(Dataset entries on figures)
==========

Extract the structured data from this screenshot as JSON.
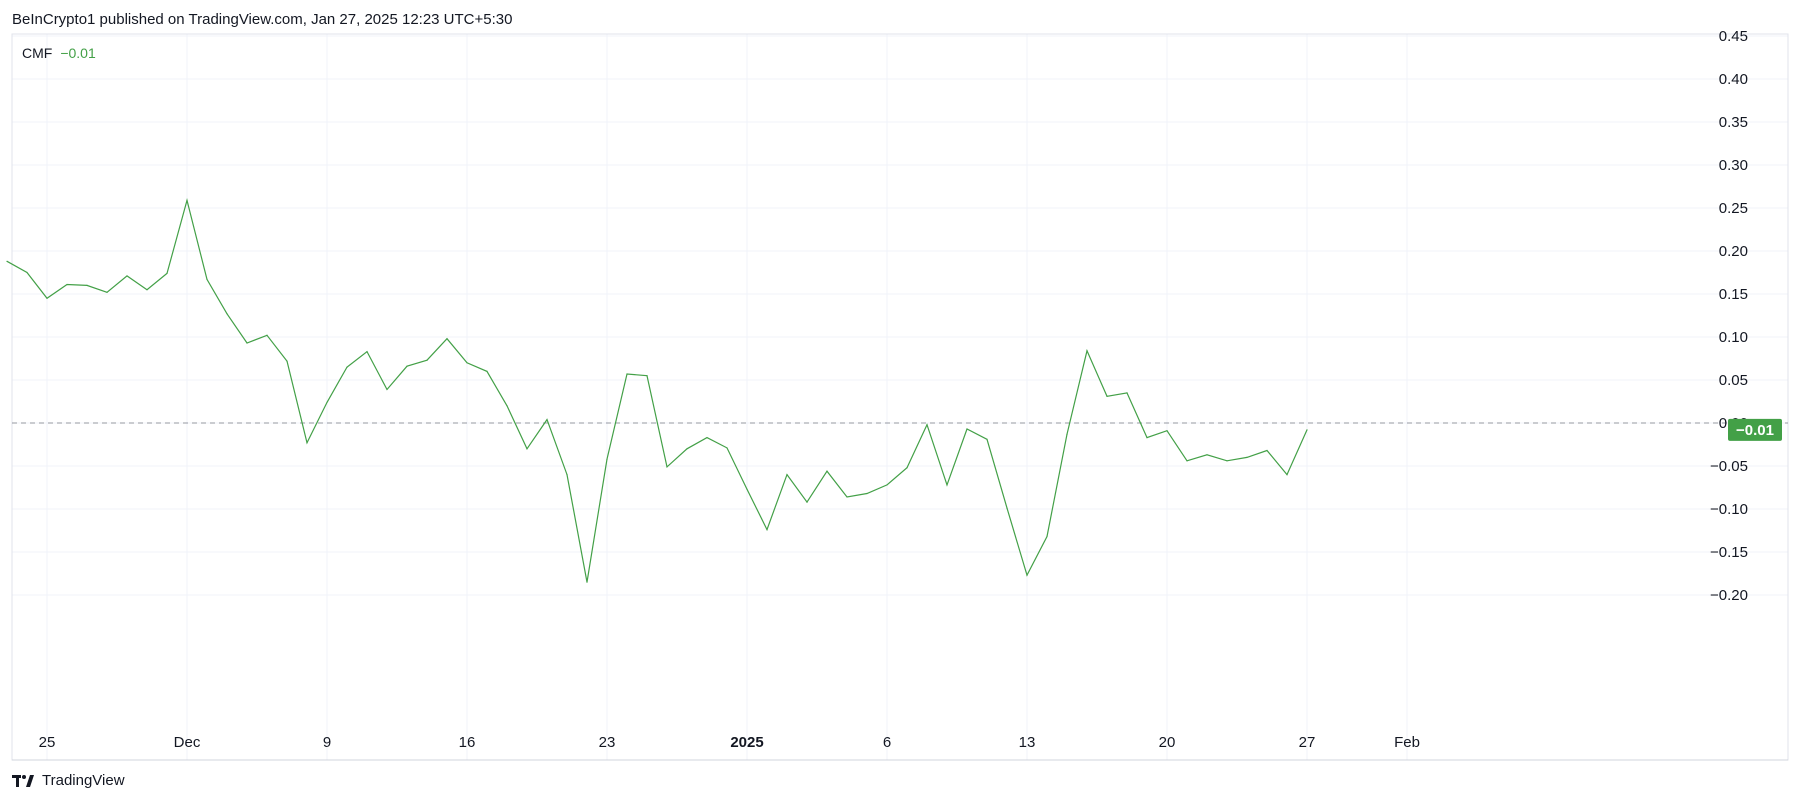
{
  "header": {
    "published": "BeInCrypto1 published on TradingView.com, Jan 27, 2025 12:23 UTC+5:30"
  },
  "legend": {
    "name": "CMF",
    "value": "−0.01"
  },
  "price_badge": "−0.01",
  "footer": {
    "brand": "TradingView",
    "logo_icon": "tradingview-logo-icon"
  },
  "colors": {
    "line": "#43a047",
    "grid": "#f0f3fa",
    "zero_line": "#9598a1",
    "badge": "#43a047"
  },
  "chart_data": {
    "type": "line",
    "title": "",
    "xlabel": "",
    "ylabel": "",
    "ylim": [
      -0.25,
      0.45
    ],
    "y_ticks": [
      "0.45",
      "0.40",
      "0.35",
      "0.30",
      "0.25",
      "0.20",
      "0.15",
      "0.10",
      "0.05",
      "0.00",
      "−0.05",
      "−0.10",
      "−0.15",
      "−0.20"
    ],
    "x_ticks": [
      {
        "label": "25",
        "date": "2024-11-25"
      },
      {
        "label": "Dec",
        "date": "2024-12-02"
      },
      {
        "label": "9",
        "date": "2024-12-09"
      },
      {
        "label": "16",
        "date": "2024-12-16"
      },
      {
        "label": "23",
        "date": "2024-12-23"
      },
      {
        "label": "2025",
        "date": "2024-12-30",
        "bold": true
      },
      {
        "label": "6",
        "date": "2025-01-06"
      },
      {
        "label": "13",
        "date": "2025-01-13"
      },
      {
        "label": "20",
        "date": "2025-01-20"
      },
      {
        "label": "27",
        "date": "2025-01-27"
      },
      {
        "label": "Feb",
        "date": "2025-02-01"
      }
    ],
    "reference_line": {
      "y": 0.0,
      "style": "dashed"
    },
    "grid": true,
    "series": [
      {
        "name": "CMF",
        "points": [
          [
            "2024-11-23",
            0.188
          ],
          [
            "2024-11-24",
            0.175
          ],
          [
            "2024-11-25",
            0.145
          ],
          [
            "2024-11-26",
            0.161
          ],
          [
            "2024-11-27",
            0.16
          ],
          [
            "2024-11-28",
            0.152
          ],
          [
            "2024-11-29",
            0.171
          ],
          [
            "2024-11-30",
            0.155
          ],
          [
            "2024-12-01",
            0.174
          ],
          [
            "2024-12-02",
            0.259
          ],
          [
            "2024-12-03",
            0.167
          ],
          [
            "2024-12-04",
            0.127
          ],
          [
            "2024-12-05",
            0.093
          ],
          [
            "2024-12-06",
            0.102
          ],
          [
            "2024-12-07",
            0.072
          ],
          [
            "2024-12-08",
            -0.023
          ],
          [
            "2024-12-09",
            0.024
          ],
          [
            "2024-12-10",
            0.065
          ],
          [
            "2024-12-11",
            0.083
          ],
          [
            "2024-12-12",
            0.039
          ],
          [
            "2024-12-13",
            0.066
          ],
          [
            "2024-12-14",
            0.073
          ],
          [
            "2024-12-15",
            0.098
          ],
          [
            "2024-12-16",
            0.07
          ],
          [
            "2024-12-17",
            0.06
          ],
          [
            "2024-12-18",
            0.02
          ],
          [
            "2024-12-19",
            -0.03
          ],
          [
            "2024-12-20",
            0.004
          ],
          [
            "2024-12-21",
            -0.06
          ],
          [
            "2024-12-22",
            -0.185
          ],
          [
            "2024-12-23",
            -0.042
          ],
          [
            "2024-12-24",
            0.057
          ],
          [
            "2024-12-25",
            0.055
          ],
          [
            "2024-12-26",
            -0.051
          ],
          [
            "2024-12-27",
            -0.03
          ],
          [
            "2024-12-28",
            -0.017
          ],
          [
            "2024-12-29",
            -0.029
          ],
          [
            "2024-12-30",
            -0.077
          ],
          [
            "2024-12-31",
            -0.124
          ],
          [
            "2025-01-01",
            -0.06
          ],
          [
            "2025-01-02",
            -0.092
          ],
          [
            "2025-01-03",
            -0.056
          ],
          [
            "2025-01-04",
            -0.086
          ],
          [
            "2025-01-05",
            -0.082
          ],
          [
            "2025-01-06",
            -0.072
          ],
          [
            "2025-01-07",
            -0.052
          ],
          [
            "2025-01-08",
            -0.002
          ],
          [
            "2025-01-09",
            -0.072
          ],
          [
            "2025-01-10",
            -0.007
          ],
          [
            "2025-01-11",
            -0.019
          ],
          [
            "2025-01-12",
            -0.099
          ],
          [
            "2025-01-13",
            -0.177
          ],
          [
            "2025-01-14",
            -0.132
          ],
          [
            "2025-01-15",
            -0.013
          ],
          [
            "2025-01-16",
            0.084
          ],
          [
            "2025-01-17",
            0.031
          ],
          [
            "2025-01-18",
            0.035
          ],
          [
            "2025-01-19",
            -0.017
          ],
          [
            "2025-01-20",
            -0.009
          ],
          [
            "2025-01-21",
            -0.044
          ],
          [
            "2025-01-22",
            -0.037
          ],
          [
            "2025-01-23",
            -0.044
          ],
          [
            "2025-01-24",
            -0.04
          ],
          [
            "2025-01-25",
            -0.032
          ],
          [
            "2025-01-26",
            -0.06
          ],
          [
            "2025-01-27",
            -0.008
          ]
        ]
      }
    ]
  }
}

==========

GIVEN TASK
Without the pictures, output the full listing exactly as it stands.

THE REPLY
Extract the structured data from this screenshot as JSON.
{
  "header": {
    "published": "BeInCrypto1 published on TradingView.com, Jan 27, 2025 12:23 UTC+5:30"
  },
  "legend": {
    "name": "CMF",
    "value": "−0.01"
  },
  "price_badge": "−0.01",
  "footer": {
    "brand": "TradingView",
    "logo_icon": "tradingview-logo-icon"
  },
  "colors": {
    "line": "#43a047",
    "grid": "#f0f3fa",
    "zero_line": "#9598a1",
    "badge": "#43a047"
  },
  "chart_data": {
    "type": "line",
    "title": "",
    "xlabel": "",
    "ylabel": "",
    "ylim": [
      -0.25,
      0.45
    ],
    "y_ticks": [
      "0.45",
      "0.40",
      "0.35",
      "0.30",
      "0.25",
      "0.20",
      "0.15",
      "0.10",
      "0.05",
      "0.00",
      "−0.05",
      "−0.10",
      "−0.15",
      "−0.20"
    ],
    "x_ticks": [
      {
        "label": "25",
        "date": "2024-11-25"
      },
      {
        "label": "Dec",
        "date": "2024-12-02"
      },
      {
        "label": "9",
        "date": "2024-12-09"
      },
      {
        "label": "16",
        "date": "2024-12-16"
      },
      {
        "label": "23",
        "date": "2024-12-23"
      },
      {
        "label": "2025",
        "date": "2024-12-30",
        "bold": true
      },
      {
        "label": "6",
        "date": "2025-01-06"
      },
      {
        "label": "13",
        "date": "2025-01-13"
      },
      {
        "label": "20",
        "date": "2025-01-20"
      },
      {
        "label": "27",
        "date": "2025-01-27"
      },
      {
        "label": "Feb",
        "date": "2025-02-01"
      }
    ],
    "reference_line": {
      "y": 0.0,
      "style": "dashed"
    },
    "grid": true,
    "series": [
      {
        "name": "CMF",
        "points": [
          [
            "2024-11-23",
            0.188
          ],
          [
            "2024-11-24",
            0.175
          ],
          [
            "2024-11-25",
            0.145
          ],
          [
            "2024-11-26",
            0.161
          ],
          [
            "2024-11-27",
            0.16
          ],
          [
            "2024-11-28",
            0.152
          ],
          [
            "2024-11-29",
            0.171
          ],
          [
            "2024-11-30",
            0.155
          ],
          [
            "2024-12-01",
            0.174
          ],
          [
            "2024-12-02",
            0.259
          ],
          [
            "2024-12-03",
            0.167
          ],
          [
            "2024-12-04",
            0.127
          ],
          [
            "2024-12-05",
            0.093
          ],
          [
            "2024-12-06",
            0.102
          ],
          [
            "2024-12-07",
            0.072
          ],
          [
            "2024-12-08",
            -0.023
          ],
          [
            "2024-12-09",
            0.024
          ],
          [
            "2024-12-10",
            0.065
          ],
          [
            "2024-12-11",
            0.083
          ],
          [
            "2024-12-12",
            0.039
          ],
          [
            "2024-12-13",
            0.066
          ],
          [
            "2024-12-14",
            0.073
          ],
          [
            "2024-12-15",
            0.098
          ],
          [
            "2024-12-16",
            0.07
          ],
          [
            "2024-12-17",
            0.06
          ],
          [
            "2024-12-18",
            0.02
          ],
          [
            "2024-12-19",
            -0.03
          ],
          [
            "2024-12-20",
            0.004
          ],
          [
            "2024-12-21",
            -0.06
          ],
          [
            "2024-12-22",
            -0.185
          ],
          [
            "2024-12-23",
            -0.042
          ],
          [
            "2024-12-24",
            0.057
          ],
          [
            "2024-12-25",
            0.055
          ],
          [
            "2024-12-26",
            -0.051
          ],
          [
            "2024-12-27",
            -0.03
          ],
          [
            "2024-12-28",
            -0.017
          ],
          [
            "2024-12-29",
            -0.029
          ],
          [
            "2024-12-30",
            -0.077
          ],
          [
            "2024-12-31",
            -0.124
          ],
          [
            "2025-01-01",
            -0.06
          ],
          [
            "2025-01-02",
            -0.092
          ],
          [
            "2025-01-03",
            -0.056
          ],
          [
            "2025-01-04",
            -0.086
          ],
          [
            "2025-01-05",
            -0.082
          ],
          [
            "2025-01-06",
            -0.072
          ],
          [
            "2025-01-07",
            -0.052
          ],
          [
            "2025-01-08",
            -0.002
          ],
          [
            "2025-01-09",
            -0.072
          ],
          [
            "2025-01-10",
            -0.007
          ],
          [
            "2025-01-11",
            -0.019
          ],
          [
            "2025-01-12",
            -0.099
          ],
          [
            "2025-01-13",
            -0.177
          ],
          [
            "2025-01-14",
            -0.132
          ],
          [
            "2025-01-15",
            -0.013
          ],
          [
            "2025-01-16",
            0.084
          ],
          [
            "2025-01-17",
            0.031
          ],
          [
            "2025-01-18",
            0.035
          ],
          [
            "2025-01-19",
            -0.017
          ],
          [
            "2025-01-20",
            -0.009
          ],
          [
            "2025-01-21",
            -0.044
          ],
          [
            "2025-01-22",
            -0.037
          ],
          [
            "2025-01-23",
            -0.044
          ],
          [
            "2025-01-24",
            -0.04
          ],
          [
            "2025-01-25",
            -0.032
          ],
          [
            "2025-01-26",
            -0.06
          ],
          [
            "2025-01-27",
            -0.008
          ]
        ]
      }
    ]
  }
}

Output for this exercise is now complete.